## begin

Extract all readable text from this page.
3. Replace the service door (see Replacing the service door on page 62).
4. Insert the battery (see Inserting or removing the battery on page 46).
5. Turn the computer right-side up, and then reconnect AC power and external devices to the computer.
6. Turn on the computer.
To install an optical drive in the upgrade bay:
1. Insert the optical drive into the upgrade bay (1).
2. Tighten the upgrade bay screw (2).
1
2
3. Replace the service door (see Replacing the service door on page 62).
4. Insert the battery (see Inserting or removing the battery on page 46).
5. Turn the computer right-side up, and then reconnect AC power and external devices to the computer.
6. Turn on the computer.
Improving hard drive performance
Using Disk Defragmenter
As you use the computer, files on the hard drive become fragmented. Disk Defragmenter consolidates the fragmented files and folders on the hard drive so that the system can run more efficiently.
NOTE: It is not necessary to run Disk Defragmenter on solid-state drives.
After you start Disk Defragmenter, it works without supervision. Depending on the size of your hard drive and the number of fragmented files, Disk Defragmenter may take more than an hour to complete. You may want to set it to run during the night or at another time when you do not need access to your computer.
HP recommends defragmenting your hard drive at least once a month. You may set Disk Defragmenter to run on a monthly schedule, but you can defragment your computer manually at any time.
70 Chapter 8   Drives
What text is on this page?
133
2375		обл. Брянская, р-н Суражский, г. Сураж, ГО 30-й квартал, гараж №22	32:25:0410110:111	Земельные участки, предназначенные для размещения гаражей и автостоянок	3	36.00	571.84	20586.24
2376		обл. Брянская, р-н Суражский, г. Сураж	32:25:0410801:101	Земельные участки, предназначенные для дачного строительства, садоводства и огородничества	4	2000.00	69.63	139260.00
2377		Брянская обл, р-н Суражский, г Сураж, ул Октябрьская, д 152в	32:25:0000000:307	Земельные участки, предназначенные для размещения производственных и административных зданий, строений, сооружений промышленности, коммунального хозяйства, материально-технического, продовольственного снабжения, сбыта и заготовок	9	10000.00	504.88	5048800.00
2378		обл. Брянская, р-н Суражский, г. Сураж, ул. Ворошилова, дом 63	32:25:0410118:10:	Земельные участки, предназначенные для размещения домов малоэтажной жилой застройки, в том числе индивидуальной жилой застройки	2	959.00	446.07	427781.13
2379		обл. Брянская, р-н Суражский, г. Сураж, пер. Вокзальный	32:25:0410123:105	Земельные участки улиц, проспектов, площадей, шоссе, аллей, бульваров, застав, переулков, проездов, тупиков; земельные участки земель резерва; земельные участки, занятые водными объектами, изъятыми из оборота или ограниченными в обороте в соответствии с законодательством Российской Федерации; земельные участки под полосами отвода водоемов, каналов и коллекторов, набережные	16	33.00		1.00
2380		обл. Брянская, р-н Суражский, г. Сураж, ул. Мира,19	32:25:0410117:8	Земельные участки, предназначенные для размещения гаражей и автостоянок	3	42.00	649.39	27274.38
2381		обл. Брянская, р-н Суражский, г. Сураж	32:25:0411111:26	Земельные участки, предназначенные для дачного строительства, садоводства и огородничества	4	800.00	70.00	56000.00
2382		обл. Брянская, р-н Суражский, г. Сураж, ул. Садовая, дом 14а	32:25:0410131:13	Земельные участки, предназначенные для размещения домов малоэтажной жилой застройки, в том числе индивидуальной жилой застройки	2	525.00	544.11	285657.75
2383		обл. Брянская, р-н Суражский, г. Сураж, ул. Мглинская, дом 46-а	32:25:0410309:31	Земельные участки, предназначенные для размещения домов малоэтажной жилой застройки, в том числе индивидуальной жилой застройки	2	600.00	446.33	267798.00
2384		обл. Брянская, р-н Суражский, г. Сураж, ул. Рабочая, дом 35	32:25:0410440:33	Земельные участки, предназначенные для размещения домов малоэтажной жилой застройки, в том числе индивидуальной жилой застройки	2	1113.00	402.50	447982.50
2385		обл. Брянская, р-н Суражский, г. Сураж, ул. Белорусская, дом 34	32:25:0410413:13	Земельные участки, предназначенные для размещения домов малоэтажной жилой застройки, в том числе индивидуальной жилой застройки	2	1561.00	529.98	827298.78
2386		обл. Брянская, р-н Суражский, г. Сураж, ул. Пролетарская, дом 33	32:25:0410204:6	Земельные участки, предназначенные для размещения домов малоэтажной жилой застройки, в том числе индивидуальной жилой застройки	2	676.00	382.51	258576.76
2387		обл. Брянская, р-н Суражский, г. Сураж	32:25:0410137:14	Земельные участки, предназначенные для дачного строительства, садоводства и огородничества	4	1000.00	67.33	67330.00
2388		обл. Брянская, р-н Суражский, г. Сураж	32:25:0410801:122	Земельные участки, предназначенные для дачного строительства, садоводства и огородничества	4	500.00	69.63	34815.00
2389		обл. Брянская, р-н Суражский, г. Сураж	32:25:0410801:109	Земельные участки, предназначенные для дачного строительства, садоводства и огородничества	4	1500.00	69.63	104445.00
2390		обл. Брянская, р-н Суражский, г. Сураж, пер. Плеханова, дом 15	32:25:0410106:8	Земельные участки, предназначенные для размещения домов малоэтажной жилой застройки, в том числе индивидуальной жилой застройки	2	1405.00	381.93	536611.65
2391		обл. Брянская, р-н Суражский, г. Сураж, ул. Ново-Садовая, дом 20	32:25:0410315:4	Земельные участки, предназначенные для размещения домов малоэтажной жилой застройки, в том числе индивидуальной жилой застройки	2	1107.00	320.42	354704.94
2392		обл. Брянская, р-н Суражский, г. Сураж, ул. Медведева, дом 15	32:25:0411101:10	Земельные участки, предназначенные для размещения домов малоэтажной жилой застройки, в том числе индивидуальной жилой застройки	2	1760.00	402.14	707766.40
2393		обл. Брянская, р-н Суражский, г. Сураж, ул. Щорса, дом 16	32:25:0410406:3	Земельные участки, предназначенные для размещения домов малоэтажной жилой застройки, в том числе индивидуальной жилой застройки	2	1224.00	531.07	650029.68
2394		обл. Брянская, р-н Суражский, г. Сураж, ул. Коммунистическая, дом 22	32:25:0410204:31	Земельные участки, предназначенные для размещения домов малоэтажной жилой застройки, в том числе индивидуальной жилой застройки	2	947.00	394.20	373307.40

## end

**SHORT PROBLEM:** Read the data above and pull out each line that holds the string "upgrade".

**ANSWER IN FULL:**
To install an optical drive in the upgrade bay:
1. Insert the optical drive into the upgrade bay (1).
2. Tighten the upgrade bay screw (2).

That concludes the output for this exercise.